* WHAT IS EXPECTED
Each entry below should be returned exactly as is, with the pictures removed.

* GIVEN RECORDS
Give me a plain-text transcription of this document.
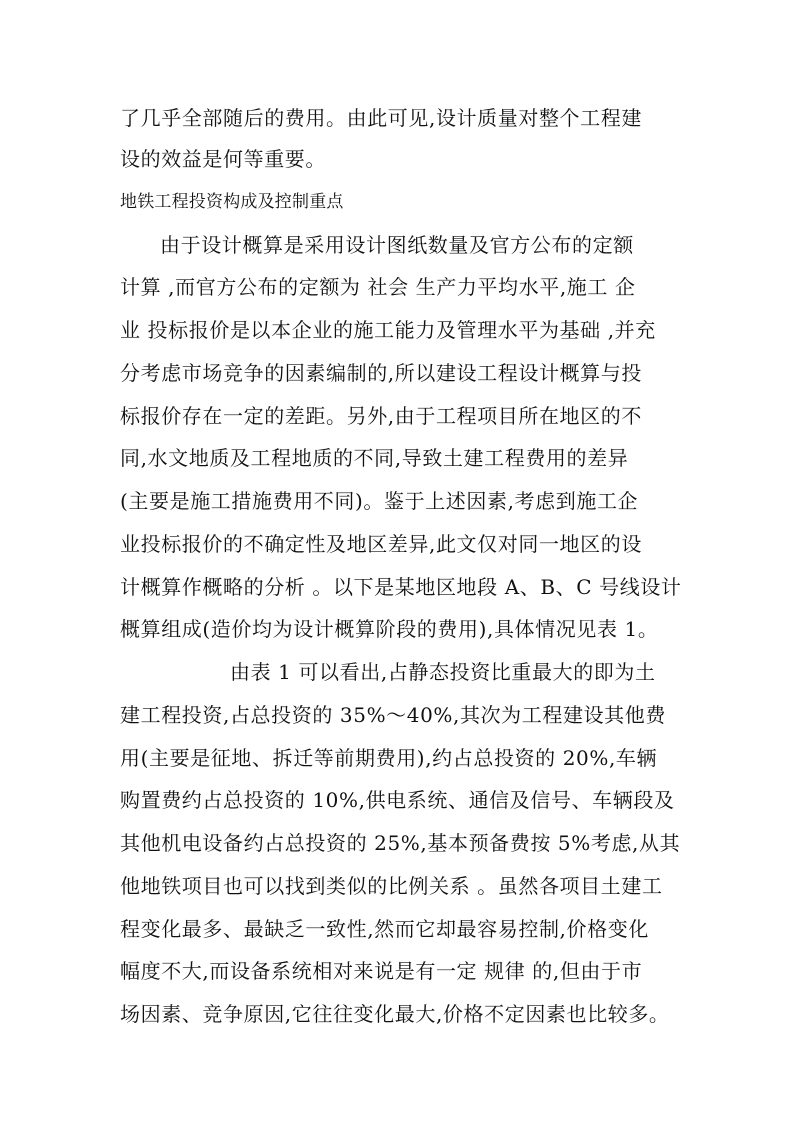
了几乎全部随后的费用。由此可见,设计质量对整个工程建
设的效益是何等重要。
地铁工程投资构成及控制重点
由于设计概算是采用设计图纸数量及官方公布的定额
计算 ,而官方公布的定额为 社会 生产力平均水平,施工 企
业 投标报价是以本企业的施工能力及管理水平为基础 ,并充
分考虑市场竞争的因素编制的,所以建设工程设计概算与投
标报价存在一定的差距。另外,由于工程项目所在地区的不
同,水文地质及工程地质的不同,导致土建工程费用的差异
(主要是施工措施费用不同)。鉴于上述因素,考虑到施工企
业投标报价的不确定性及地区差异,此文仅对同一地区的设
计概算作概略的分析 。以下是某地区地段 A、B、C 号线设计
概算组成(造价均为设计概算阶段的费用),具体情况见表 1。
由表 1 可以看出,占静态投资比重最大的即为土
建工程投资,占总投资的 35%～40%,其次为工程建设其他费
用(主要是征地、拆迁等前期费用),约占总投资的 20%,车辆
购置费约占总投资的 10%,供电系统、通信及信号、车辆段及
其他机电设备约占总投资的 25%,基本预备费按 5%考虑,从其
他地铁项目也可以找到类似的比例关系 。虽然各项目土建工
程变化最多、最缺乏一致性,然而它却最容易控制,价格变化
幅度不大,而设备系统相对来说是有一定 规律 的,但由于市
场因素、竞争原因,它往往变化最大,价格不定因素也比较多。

* RIGHT ANSWER
Give me a plain-text transcription of this document.
了几乎全部随后的费用。由此可见,设计质量对整个工程建
设的效益是何等重要。
地铁工程投资构成及控制重点
由于设计概算是采用设计图纸数量及官方公布的定额
计算 ,而官方公布的定额为 社会 生产力平均水平,施工 企
业 投标报价是以本企业的施工能力及管理水平为基础 ,并充
分考虑市场竞争的因素编制的,所以建设工程设计概算与投
标报价存在一定的差距。另外,由于工程项目所在地区的不
同,水文地质及工程地质的不同,导致土建工程费用的差异
(主要是施工措施费用不同)。鉴于上述因素,考虑到施工企
业投标报价的不确定性及地区差异,此文仅对同一地区的设
计概算作概略的分析 。以下是某地区地段 A、B、C 号线设计
概算组成(造价均为设计概算阶段的费用),具体情况见表 1。
由表 1 可以看出,占静态投资比重最大的即为土
建工程投资,占总投资的 35%～40%,其次为工程建设其他费
用(主要是征地、拆迁等前期费用),约占总投资的 20%,车辆
购置费约占总投资的 10%,供电系统、通信及信号、车辆段及
其他机电设备约占总投资的 25%,基本预备费按 5%考虑,从其
他地铁项目也可以找到类似的比例关系 。虽然各项目土建工
程变化最多、最缺乏一致性,然而它却最容易控制,价格变化
幅度不大,而设备系统相对来说是有一定 规律 的,但由于市
场因素、竞争原因,它往往变化最大,价格不定因素也比较多。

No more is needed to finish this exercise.